[Bounding box data]
— START —
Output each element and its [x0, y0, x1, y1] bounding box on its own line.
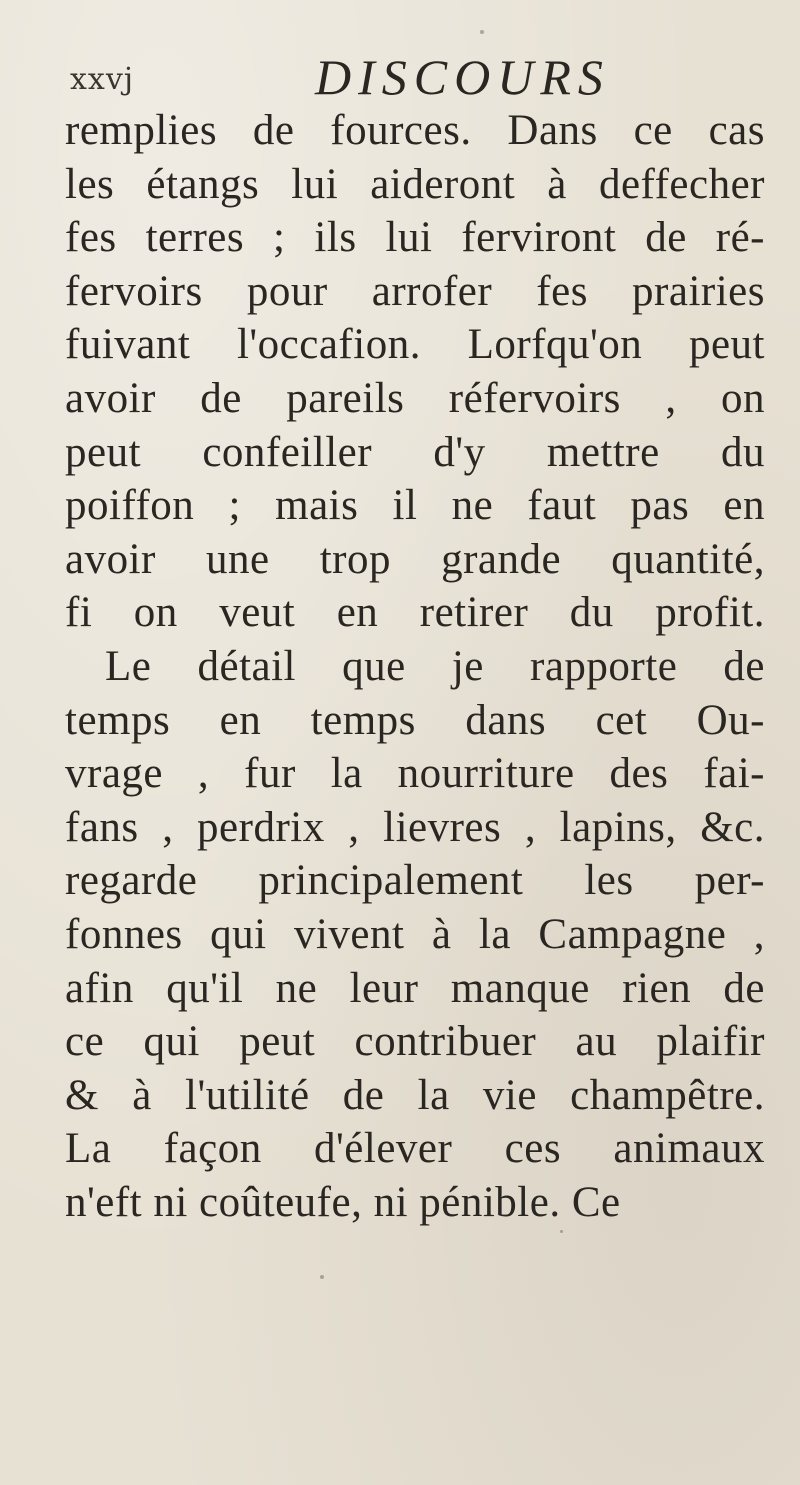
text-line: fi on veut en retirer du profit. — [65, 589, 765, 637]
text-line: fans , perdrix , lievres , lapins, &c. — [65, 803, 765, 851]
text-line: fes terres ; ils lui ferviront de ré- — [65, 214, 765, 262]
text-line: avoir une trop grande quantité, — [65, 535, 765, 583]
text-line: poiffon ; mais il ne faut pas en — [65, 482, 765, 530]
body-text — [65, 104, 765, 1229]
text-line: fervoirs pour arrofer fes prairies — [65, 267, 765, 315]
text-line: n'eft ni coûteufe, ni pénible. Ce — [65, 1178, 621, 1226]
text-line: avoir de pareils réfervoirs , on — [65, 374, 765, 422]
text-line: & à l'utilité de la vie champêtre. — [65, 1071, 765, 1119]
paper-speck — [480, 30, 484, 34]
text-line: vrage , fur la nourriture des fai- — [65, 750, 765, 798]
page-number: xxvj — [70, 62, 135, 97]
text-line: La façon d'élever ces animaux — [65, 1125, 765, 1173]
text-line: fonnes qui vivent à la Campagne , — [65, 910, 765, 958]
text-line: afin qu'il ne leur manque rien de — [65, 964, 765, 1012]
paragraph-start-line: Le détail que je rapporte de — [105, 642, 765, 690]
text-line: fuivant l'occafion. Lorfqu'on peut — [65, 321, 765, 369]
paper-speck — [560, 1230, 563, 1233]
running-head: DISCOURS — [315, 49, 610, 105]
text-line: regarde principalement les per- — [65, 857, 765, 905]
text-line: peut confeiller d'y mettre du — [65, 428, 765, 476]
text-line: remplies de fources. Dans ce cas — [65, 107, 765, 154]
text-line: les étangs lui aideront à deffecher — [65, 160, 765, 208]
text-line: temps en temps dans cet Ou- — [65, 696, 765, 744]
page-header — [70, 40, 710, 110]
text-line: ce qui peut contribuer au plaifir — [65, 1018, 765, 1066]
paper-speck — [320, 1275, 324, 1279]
— END —
Copy the data word for word, starting with the line that contains "text-line: fi on" and continuing through the line that contains "text-line: avoir une".

Reply:
text-line: fi on veut en retirer du profit. — [65, 589, 765, 637]
text-line: fans , perdrix , lievres , lapins, &c. — [65, 803, 765, 851]
text-line: fes terres ; ils lui ferviront de ré- — [65, 214, 765, 262]
text-line: avoir une trop grande quantité, — [65, 535, 765, 583]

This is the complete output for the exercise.